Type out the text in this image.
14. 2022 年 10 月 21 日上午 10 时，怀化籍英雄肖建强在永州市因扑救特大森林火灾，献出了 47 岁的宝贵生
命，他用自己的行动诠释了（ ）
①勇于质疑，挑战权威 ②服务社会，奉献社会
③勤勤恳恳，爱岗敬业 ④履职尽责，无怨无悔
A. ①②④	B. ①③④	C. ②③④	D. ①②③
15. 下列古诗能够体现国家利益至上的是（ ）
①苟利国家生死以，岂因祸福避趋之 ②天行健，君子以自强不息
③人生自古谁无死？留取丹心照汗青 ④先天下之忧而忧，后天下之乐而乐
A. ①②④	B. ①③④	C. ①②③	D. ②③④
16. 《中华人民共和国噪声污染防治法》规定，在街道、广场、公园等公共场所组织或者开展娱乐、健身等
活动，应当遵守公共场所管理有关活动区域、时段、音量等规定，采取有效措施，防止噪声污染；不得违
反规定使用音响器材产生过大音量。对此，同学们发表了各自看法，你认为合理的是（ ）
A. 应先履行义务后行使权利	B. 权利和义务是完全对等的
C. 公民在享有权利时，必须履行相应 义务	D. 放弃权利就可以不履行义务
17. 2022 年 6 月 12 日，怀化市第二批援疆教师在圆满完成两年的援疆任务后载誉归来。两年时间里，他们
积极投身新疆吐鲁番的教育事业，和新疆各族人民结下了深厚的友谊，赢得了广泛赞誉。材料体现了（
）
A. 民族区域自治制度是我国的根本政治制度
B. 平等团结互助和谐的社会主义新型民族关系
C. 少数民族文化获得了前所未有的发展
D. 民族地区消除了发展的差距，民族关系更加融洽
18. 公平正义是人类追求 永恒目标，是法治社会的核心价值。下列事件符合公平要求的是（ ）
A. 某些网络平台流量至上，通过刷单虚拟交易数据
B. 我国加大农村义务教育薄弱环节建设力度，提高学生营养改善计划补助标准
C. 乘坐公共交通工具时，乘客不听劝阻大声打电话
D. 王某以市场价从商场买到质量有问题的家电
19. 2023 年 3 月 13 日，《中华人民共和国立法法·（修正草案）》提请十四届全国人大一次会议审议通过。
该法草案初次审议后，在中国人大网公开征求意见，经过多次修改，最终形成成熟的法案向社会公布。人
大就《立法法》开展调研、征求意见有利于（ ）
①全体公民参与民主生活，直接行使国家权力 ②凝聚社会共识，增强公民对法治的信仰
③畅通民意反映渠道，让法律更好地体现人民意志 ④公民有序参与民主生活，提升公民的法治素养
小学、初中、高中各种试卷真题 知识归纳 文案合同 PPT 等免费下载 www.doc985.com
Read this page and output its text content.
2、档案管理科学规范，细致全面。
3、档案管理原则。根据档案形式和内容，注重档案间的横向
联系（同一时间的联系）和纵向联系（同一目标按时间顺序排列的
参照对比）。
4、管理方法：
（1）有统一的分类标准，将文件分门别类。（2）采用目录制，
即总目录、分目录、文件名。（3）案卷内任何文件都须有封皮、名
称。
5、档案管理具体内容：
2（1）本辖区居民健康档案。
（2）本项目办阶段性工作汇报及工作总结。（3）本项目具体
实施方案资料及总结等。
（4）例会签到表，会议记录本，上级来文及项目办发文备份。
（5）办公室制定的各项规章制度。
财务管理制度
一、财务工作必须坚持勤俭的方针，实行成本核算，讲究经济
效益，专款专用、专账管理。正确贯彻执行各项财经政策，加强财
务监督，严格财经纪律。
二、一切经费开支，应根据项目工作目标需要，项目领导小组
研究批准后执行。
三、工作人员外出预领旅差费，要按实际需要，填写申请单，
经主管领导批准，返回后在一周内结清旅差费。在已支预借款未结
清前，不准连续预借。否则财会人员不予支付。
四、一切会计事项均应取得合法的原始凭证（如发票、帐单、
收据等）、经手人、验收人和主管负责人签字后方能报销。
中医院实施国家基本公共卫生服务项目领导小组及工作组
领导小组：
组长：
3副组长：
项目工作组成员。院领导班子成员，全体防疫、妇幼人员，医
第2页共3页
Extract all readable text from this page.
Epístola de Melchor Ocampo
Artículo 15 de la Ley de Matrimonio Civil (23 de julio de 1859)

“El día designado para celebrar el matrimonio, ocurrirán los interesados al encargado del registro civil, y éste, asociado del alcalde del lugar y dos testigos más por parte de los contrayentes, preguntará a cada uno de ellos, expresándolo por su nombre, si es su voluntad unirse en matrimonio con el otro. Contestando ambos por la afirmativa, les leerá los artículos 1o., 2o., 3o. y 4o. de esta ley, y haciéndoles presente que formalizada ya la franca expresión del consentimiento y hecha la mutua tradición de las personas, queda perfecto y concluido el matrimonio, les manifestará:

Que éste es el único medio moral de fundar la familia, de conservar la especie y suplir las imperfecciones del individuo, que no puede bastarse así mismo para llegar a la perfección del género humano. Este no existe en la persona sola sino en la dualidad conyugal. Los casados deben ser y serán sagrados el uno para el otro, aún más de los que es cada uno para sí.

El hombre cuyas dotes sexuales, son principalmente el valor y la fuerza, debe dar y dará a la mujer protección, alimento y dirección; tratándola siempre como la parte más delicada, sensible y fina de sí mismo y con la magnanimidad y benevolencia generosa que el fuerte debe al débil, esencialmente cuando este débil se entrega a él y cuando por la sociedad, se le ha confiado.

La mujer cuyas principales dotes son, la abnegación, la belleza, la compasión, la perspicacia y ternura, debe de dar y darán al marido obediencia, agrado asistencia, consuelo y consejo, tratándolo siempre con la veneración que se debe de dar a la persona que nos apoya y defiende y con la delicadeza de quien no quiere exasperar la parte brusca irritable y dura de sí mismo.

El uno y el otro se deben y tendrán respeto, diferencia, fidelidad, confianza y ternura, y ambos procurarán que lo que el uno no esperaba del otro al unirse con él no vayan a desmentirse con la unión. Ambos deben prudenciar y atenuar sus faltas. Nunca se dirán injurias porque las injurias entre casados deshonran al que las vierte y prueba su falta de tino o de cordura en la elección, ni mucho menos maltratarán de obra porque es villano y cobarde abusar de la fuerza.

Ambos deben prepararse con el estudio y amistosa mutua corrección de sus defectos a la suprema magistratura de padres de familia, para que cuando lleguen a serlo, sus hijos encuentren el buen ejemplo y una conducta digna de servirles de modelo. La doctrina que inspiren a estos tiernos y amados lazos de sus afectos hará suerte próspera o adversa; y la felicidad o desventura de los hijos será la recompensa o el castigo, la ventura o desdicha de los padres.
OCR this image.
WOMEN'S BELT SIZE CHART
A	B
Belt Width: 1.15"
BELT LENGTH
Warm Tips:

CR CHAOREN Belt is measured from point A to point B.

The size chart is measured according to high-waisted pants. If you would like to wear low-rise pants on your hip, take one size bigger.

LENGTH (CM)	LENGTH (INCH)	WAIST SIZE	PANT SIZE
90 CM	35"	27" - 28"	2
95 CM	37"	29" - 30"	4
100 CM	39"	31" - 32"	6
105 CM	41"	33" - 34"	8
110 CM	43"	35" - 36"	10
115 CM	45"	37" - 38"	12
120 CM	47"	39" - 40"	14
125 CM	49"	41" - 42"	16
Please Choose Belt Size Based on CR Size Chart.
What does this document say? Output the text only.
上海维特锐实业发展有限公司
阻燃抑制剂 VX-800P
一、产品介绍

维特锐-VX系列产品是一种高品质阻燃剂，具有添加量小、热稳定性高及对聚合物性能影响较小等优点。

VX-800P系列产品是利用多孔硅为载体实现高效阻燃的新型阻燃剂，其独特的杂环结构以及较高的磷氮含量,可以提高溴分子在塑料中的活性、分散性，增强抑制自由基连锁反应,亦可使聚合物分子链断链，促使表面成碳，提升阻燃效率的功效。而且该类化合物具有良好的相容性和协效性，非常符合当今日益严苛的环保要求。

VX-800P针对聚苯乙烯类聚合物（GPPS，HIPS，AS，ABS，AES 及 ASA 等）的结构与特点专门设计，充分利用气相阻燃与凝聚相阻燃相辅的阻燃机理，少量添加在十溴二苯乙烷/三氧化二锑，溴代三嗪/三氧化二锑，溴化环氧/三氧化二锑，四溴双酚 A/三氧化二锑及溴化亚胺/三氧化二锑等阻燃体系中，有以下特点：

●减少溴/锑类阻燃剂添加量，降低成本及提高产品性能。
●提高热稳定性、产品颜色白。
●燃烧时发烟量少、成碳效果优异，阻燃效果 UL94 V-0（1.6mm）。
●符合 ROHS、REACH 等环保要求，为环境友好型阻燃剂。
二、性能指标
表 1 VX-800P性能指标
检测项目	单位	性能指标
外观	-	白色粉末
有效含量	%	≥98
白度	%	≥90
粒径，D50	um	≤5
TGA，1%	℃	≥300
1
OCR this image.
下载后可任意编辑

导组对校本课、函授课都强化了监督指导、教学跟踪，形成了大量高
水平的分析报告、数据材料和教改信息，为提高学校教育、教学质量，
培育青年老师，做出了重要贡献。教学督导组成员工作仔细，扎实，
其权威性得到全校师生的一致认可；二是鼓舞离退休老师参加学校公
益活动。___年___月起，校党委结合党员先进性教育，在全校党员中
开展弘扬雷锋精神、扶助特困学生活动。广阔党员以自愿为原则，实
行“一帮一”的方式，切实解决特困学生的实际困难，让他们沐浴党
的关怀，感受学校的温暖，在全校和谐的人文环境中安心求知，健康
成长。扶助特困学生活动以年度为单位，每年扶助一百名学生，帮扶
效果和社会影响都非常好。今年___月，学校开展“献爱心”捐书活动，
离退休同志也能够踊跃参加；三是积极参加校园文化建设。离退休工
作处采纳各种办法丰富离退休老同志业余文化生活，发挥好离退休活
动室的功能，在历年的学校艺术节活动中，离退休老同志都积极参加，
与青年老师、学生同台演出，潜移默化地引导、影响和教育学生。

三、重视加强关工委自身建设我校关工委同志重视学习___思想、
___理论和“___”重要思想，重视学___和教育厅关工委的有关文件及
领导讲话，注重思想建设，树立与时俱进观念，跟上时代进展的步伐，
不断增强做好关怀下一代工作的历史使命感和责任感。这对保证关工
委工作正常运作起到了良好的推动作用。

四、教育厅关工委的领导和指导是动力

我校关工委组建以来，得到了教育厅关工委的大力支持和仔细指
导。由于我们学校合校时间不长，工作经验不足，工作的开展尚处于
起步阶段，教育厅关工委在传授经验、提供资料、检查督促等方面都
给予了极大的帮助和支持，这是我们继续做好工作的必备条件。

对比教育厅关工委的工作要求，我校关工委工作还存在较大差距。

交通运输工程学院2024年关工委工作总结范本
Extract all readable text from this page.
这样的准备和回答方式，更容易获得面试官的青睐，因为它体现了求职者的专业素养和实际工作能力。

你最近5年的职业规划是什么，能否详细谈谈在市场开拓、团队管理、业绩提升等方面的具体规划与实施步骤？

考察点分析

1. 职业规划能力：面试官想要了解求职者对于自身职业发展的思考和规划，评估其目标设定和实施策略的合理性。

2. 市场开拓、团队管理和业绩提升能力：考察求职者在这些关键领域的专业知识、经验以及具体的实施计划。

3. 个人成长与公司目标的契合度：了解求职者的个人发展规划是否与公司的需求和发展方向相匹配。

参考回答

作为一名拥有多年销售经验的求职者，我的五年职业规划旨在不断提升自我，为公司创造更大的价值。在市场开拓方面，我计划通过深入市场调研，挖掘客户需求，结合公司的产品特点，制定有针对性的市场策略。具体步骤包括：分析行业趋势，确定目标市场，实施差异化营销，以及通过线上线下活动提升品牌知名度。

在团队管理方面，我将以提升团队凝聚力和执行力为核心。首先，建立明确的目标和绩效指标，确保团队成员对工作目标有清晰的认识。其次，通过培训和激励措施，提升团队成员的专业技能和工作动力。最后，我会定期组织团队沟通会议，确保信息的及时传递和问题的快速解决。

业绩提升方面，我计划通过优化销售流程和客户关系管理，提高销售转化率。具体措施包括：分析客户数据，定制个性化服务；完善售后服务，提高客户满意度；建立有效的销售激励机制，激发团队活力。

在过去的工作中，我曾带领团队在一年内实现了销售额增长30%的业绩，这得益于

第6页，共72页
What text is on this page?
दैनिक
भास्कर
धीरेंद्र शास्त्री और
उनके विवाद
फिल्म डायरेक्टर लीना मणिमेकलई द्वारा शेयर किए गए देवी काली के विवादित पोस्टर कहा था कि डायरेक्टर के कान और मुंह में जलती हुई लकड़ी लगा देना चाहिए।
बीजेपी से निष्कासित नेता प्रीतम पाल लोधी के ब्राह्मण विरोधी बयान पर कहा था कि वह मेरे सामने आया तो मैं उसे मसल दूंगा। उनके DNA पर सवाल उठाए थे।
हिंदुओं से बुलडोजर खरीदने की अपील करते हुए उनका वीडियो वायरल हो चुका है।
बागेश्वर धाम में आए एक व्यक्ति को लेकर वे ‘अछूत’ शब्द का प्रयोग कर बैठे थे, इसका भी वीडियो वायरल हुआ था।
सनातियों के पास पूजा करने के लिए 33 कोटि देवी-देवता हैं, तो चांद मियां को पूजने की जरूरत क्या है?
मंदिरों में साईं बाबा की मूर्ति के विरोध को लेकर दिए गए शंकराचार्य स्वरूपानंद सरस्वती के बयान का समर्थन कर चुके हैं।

EXERCISE TASK - Copy out all lines where the word "unirse" appears.

SOLUTION TO THE EXERCISE -
“El día designado para celebrar el matrimonio, ocurrirán los interesados al encargado del registro civil, y éste, asociado del alcalde del lugar y dos testigos más por parte de los contrayentes, preguntará a cada uno de ellos, expresándolo por su nombre, si es su voluntad unirse en matrimonio con el otro. Contestando ambos por la afirmativa, les leerá los artículos 1o., 2o., 3o. y 4o. de esta ley, y haciéndoles presente que formalizada ya la franca expresión del consentimiento y hecha la mutua tradición de las personas, queda perfecto y concluido el matrimonio, les manifestará:
El uno y el otro se deben y tendrán respeto, diferencia, fidelidad, confianza y ternura, y ambos procurarán que lo que el uno no esperaba del otro al unirse con él no vayan a desmentirse con la unión. Ambos deben prudenciar y atenuar sus faltas. Nunca se dirán injurias porque las injurias entre casados deshonran al que las vierte y prueba su falta de tino o de cordura en la elección, ni mucho menos maltratarán de obra porque es villano y cobarde abusar de la fuerza.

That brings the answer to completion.